**Stated problem**.
Retype the data below without altering anything.

Figure record extracts:
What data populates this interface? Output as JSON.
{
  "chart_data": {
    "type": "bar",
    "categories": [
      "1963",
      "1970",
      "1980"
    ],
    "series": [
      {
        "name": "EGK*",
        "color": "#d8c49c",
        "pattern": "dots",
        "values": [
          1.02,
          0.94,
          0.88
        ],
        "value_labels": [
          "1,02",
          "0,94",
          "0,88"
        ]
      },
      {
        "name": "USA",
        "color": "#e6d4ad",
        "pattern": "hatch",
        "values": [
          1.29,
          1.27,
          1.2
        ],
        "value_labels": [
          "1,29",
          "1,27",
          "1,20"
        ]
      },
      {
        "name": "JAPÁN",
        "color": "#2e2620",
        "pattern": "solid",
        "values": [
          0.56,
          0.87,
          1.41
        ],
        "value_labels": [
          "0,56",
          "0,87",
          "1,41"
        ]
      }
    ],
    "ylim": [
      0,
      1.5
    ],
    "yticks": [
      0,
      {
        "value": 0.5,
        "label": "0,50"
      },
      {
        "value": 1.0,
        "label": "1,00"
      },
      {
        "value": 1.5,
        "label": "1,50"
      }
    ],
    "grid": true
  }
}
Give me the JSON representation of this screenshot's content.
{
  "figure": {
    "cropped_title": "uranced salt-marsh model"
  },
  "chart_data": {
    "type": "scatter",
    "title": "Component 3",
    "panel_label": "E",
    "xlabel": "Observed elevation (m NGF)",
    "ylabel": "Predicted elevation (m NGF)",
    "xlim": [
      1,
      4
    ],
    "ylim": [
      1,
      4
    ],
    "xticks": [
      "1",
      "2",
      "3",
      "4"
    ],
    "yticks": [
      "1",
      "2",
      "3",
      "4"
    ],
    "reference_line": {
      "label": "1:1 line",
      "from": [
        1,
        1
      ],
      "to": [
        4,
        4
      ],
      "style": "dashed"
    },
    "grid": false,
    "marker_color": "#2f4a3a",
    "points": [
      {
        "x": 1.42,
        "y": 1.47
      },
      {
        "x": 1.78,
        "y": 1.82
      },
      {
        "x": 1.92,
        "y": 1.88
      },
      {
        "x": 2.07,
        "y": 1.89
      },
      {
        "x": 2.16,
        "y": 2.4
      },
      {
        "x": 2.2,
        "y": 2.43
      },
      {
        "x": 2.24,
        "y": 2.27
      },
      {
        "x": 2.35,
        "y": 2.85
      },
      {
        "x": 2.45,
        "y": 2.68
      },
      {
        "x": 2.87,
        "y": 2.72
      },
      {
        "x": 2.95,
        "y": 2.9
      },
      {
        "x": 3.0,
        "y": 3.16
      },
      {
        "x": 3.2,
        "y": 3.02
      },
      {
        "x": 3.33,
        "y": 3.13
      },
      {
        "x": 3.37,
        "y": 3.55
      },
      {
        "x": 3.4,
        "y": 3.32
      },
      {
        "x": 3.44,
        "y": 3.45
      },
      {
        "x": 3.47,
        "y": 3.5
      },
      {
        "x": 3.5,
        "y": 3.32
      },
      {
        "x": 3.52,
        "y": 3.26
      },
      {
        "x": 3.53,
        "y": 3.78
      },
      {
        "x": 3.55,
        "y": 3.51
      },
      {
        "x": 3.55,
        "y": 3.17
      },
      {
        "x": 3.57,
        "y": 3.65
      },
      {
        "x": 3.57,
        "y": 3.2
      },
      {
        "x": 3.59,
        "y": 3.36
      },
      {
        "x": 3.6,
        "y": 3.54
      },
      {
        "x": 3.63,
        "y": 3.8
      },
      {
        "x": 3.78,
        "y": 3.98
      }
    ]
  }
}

**Written solution**.
What data populates this interface? Output as JSON.
{
  "chart_data": {
    "type": "bar",
    "categories": [
      "1963",
      "1970",
      "1980"
    ],
    "series": [
      {
        "name": "EGK*",
        "color": "#d8c49c",
        "pattern": "dots",
        "values": [
          1.02,
          0.94,
          0.88
        ],
        "value_labels": [
          "1,02",
          "0,94",
          "0,88"
        ]
      },
      {
        "name": "USA",
        "color": "#e6d4ad",
        "pattern": "hatch",
        "values": [
          1.29,
          1.27,
          1.2
        ],
        "value_labels": [
          "1,29",
          "1,27",
          "1,20"
        ]
      },
      {
        "name": "JAPÁN",
        "color": "#2e2620",
        "pattern": "solid",
        "values": [
          0.56,
          0.87,
          1.41
        ],
        "value_labels": [
          "0,56",
          "0,87",
          "1,41"
        ]
      }
    ],
    "ylim": [
      0,
      1.5
    ],
    "yticks": [
      0,
      {
        "value": 0.5,
        "label": "0,50"
      },
      {
        "value": 1.0,
        "label": "1,00"
      },
      {
        "value": 1.5,
        "label": "1,50"
      }
    ],
    "grid": true
  }
}
Give me the JSON representation of this screenshot's content.
{
  "figure": {
    "cropped_title": "uranced salt-marsh model"
  },
  "chart_data": {
    "type": "scatter",
    "title": "Component 3",
    "panel_label": "E",
    "xlabel": "Observed elevation (m NGF)",
    "ylabel": "Predicted elevation (m NGF)",
    "xlim": [
      1,
      4
    ],
    "ylim": [
      1,
      4
    ],
    "xticks": [
      "1",
      "2",
      "3",
      "4"
    ],
    "yticks": [
      "1",
      "2",
      "3",
      "4"
    ],
    "reference_line": {
      "label": "1:1 line",
      "from": [
        1,
        1
      ],
      "to": [
        4,
        4
      ],
      "style": "dashed"
    },
    "grid": false,
    "marker_color": "#2f4a3a",
    "points": [
      {
        "x": 1.42,
        "y": 1.47
      },
      {
        "x": 1.78,
        "y": 1.82
      },
      {
        "x": 1.92,
        "y": 1.88
      },
      {
        "x": 2.07,
        "y": 1.89
      },
      {
        "x": 2.16,
        "y": 2.4
      },
      {
        "x": 2.2,
        "y": 2.43
      },
      {
        "x": 2.24,
        "y": 2.27
      },
      {
        "x": 2.35,
        "y": 2.85
      },
      {
        "x": 2.45,
        "y": 2.68
      },
      {
        "x": 2.87,
        "y": 2.72
      },
      {
        "x": 2.95,
        "y": 2.9
      },
      {
        "x": 3.0,
        "y": 3.16
      },
      {
        "x": 3.2,
        "y": 3.02
      },
      {
        "x": 3.33,
        "y": 3.13
      },
      {
        "x": 3.37,
        "y": 3.55
      },
      {
        "x": 3.4,
        "y": 3.32
      },
      {
        "x": 3.44,
        "y": 3.45
      },
      {
        "x": 3.47,
        "y": 3.5
      },
      {
        "x": 3.5,
        "y": 3.32
      },
      {
        "x": 3.52,
        "y": 3.26
      },
      {
        "x": 3.53,
        "y": 3.78
      },
      {
        "x": 3.55,
        "y": 3.51
      },
      {
        "x": 3.55,
        "y": 3.17
      },
      {
        "x": 3.57,
        "y": 3.65
      },
      {
        "x": 3.57,
        "y": 3.2
      },
      {
        "x": 3.59,
        "y": 3.36
      },
      {
        "x": 3.6,
        "y": 3.54
      },
      {
        "x": 3.63,
        "y": 3.8
      },
      {
        "x": 3.78,
        "y": 3.98
      }
    ]
  }
}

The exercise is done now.